(Dataset items)
----------------
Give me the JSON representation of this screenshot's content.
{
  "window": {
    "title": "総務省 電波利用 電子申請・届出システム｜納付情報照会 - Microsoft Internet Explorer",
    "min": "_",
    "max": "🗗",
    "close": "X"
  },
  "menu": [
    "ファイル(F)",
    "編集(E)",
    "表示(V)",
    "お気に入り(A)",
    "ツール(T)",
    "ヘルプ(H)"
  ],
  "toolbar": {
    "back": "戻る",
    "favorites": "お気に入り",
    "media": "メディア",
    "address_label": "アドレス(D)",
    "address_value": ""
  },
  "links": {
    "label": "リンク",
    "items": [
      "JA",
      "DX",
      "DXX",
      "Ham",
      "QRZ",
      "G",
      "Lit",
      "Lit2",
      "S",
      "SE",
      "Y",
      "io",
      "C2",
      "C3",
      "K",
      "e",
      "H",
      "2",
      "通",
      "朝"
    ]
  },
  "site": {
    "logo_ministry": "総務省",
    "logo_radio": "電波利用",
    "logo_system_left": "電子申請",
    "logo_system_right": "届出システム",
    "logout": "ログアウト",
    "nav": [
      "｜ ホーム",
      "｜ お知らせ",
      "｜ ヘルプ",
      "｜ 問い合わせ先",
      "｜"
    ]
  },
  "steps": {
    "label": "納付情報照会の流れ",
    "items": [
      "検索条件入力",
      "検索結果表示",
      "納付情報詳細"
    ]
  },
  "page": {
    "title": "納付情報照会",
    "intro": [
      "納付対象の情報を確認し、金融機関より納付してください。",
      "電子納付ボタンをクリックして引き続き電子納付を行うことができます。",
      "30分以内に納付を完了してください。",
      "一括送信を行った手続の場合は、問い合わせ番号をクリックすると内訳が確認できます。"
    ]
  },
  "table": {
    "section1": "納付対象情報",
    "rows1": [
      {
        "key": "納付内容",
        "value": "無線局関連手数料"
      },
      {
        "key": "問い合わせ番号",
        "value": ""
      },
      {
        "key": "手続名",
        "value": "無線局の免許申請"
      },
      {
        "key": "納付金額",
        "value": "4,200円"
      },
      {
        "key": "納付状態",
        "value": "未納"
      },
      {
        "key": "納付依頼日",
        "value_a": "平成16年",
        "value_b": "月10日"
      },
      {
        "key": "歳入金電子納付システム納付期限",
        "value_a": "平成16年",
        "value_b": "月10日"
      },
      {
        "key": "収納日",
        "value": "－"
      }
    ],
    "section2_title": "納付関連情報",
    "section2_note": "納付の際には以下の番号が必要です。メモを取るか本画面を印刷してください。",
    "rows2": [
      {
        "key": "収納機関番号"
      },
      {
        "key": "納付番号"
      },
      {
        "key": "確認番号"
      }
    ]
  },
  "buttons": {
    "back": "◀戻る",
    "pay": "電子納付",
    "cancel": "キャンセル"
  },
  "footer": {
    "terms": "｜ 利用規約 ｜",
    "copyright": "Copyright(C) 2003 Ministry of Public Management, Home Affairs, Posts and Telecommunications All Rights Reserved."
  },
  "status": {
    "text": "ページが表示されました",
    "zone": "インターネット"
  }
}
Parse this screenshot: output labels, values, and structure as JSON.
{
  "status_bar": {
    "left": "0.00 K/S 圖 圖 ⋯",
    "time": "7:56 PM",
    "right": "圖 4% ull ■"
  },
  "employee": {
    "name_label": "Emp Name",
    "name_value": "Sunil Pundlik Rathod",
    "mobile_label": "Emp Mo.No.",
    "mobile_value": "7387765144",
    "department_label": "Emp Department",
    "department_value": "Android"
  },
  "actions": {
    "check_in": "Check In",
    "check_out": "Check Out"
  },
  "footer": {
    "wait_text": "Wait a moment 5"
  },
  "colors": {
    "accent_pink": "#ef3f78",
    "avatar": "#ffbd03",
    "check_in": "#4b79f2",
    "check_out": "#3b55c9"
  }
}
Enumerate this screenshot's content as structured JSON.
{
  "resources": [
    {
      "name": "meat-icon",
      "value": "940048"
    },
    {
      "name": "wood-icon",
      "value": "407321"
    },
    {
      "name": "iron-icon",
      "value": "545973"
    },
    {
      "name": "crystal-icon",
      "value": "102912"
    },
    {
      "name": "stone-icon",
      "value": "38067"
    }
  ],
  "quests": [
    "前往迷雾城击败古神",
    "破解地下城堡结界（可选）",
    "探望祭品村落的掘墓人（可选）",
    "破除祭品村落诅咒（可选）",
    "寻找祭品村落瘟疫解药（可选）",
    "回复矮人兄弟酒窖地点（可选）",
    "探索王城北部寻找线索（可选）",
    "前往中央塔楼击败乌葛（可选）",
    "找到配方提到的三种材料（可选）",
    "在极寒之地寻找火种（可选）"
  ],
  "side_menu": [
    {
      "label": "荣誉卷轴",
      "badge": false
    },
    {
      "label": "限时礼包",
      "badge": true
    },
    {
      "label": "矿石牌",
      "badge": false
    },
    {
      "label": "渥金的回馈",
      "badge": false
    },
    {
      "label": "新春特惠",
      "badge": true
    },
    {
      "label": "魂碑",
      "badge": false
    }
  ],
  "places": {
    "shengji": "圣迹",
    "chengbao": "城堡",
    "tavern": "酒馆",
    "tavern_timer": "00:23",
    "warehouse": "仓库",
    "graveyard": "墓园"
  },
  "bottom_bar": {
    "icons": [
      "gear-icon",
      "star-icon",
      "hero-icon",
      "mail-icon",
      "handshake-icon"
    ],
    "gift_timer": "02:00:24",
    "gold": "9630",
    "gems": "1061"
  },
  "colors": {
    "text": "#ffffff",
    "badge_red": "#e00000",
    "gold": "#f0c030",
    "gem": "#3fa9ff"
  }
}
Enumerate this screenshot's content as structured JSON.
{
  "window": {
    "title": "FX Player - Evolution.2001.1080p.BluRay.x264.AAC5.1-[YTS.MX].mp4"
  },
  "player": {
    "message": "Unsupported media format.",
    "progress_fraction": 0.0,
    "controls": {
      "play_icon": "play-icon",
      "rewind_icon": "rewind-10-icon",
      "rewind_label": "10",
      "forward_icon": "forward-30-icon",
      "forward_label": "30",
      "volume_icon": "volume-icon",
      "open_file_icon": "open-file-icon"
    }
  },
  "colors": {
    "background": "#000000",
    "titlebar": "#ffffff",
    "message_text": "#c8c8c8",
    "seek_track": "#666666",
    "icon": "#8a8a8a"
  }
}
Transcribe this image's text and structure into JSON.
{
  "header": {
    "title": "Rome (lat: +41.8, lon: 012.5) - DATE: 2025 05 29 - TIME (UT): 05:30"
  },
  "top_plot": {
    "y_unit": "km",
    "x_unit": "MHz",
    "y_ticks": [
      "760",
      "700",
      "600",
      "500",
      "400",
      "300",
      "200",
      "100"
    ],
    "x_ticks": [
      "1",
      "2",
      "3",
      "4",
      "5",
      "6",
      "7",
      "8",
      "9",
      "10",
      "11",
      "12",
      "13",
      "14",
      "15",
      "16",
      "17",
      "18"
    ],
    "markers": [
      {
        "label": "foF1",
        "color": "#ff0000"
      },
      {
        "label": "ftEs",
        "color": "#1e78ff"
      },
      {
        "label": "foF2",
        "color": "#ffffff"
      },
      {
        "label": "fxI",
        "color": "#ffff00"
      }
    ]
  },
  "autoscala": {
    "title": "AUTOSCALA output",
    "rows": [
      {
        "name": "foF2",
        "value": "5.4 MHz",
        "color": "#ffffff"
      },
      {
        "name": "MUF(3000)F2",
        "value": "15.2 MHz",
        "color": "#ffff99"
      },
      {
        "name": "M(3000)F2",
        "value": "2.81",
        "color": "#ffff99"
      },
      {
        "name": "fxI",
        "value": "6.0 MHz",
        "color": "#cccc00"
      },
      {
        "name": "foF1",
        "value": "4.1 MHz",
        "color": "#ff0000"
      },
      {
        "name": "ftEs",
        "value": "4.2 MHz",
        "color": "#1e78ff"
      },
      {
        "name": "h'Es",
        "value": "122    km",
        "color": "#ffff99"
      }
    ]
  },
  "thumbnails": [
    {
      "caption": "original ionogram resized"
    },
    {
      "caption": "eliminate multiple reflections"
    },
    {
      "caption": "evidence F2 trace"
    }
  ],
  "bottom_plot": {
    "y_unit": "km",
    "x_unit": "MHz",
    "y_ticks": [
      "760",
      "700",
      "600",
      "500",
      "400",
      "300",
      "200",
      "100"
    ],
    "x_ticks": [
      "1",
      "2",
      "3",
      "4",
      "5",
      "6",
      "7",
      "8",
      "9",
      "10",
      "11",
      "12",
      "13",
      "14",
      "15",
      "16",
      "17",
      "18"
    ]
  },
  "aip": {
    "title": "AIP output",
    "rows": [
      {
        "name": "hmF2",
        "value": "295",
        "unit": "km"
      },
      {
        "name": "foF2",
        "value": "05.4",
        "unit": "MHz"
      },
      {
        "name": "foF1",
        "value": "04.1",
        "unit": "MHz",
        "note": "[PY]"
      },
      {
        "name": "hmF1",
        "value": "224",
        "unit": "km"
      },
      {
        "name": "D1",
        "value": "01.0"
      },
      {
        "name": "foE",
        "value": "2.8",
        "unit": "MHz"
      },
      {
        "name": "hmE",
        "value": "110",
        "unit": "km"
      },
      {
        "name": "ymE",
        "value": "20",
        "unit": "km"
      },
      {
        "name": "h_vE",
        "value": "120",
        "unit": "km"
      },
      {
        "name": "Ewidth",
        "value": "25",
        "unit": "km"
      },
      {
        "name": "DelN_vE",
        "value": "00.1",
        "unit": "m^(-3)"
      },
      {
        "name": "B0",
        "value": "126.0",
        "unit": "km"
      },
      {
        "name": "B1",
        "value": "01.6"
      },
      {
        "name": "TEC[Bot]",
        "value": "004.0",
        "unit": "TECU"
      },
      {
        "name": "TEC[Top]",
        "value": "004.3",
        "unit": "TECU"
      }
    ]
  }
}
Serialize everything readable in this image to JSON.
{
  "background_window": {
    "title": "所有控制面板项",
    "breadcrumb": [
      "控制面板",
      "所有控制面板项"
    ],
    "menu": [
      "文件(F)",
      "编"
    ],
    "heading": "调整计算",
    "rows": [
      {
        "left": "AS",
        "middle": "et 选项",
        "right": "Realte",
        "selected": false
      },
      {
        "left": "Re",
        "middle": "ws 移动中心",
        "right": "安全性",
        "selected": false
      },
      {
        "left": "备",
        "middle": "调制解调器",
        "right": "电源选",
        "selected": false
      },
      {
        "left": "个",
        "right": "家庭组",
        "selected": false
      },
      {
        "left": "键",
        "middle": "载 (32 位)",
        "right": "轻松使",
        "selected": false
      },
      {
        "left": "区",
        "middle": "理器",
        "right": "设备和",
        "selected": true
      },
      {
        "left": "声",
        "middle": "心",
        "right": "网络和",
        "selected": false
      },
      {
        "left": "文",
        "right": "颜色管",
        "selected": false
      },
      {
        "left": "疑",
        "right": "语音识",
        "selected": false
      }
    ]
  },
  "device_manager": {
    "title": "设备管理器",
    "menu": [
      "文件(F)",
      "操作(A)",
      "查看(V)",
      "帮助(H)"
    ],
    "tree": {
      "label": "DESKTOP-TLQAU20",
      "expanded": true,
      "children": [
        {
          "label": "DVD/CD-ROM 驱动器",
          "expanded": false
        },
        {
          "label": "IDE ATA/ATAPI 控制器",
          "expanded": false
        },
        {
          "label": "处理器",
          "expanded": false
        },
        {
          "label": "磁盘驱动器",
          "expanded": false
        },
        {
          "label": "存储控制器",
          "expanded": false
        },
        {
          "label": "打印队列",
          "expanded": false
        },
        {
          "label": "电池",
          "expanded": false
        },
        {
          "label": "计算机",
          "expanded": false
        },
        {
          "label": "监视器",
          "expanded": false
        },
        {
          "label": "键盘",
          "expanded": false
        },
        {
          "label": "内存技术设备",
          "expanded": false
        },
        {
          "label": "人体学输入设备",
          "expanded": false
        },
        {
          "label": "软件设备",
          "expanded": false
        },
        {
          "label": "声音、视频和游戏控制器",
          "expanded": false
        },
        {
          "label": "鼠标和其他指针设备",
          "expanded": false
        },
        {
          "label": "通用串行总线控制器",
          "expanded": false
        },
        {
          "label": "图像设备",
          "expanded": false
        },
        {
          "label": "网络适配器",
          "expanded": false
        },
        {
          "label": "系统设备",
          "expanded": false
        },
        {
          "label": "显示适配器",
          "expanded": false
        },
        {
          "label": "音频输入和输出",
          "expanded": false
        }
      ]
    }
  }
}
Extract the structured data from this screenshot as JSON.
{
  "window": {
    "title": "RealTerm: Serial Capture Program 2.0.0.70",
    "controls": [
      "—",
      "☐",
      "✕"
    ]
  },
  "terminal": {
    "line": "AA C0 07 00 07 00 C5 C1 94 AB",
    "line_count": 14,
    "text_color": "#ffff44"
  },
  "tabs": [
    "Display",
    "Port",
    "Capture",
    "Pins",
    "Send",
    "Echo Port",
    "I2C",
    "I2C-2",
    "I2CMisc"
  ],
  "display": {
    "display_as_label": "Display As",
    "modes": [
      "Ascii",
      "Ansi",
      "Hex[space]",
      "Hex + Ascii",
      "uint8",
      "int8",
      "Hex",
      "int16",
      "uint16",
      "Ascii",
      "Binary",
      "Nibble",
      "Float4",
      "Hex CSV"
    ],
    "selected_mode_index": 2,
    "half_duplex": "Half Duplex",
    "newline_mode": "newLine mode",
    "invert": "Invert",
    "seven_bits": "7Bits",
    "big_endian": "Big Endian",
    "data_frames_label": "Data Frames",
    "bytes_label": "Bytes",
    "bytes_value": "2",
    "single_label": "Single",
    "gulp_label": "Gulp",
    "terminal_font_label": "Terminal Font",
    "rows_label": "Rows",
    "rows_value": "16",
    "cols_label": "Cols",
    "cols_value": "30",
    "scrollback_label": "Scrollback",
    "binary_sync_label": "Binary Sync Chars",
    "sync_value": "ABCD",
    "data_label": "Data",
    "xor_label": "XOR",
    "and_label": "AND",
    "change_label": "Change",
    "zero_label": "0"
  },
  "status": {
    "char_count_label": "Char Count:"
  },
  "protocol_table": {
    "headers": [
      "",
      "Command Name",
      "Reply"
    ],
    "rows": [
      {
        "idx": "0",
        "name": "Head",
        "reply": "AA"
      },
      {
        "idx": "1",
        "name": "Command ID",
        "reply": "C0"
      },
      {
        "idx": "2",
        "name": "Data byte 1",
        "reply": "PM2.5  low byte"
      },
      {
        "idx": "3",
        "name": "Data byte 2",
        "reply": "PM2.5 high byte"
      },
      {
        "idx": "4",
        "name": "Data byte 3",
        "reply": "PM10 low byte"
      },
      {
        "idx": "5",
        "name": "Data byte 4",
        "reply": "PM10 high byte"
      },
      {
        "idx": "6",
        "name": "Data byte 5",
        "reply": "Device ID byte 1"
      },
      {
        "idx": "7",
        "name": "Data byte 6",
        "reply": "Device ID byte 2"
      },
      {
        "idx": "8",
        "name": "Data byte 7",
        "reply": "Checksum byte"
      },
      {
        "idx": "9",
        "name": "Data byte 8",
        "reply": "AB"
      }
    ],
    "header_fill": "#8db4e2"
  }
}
----------------
What is being asked
Search the data for "届出システム". Copy every matching line.

Result for this exercise
    "title": "総務省 電波利用 電子申請・届出システム｜納付情報照会 - Microsoft Internet Explorer",
    "logo_system_right": "届出システム",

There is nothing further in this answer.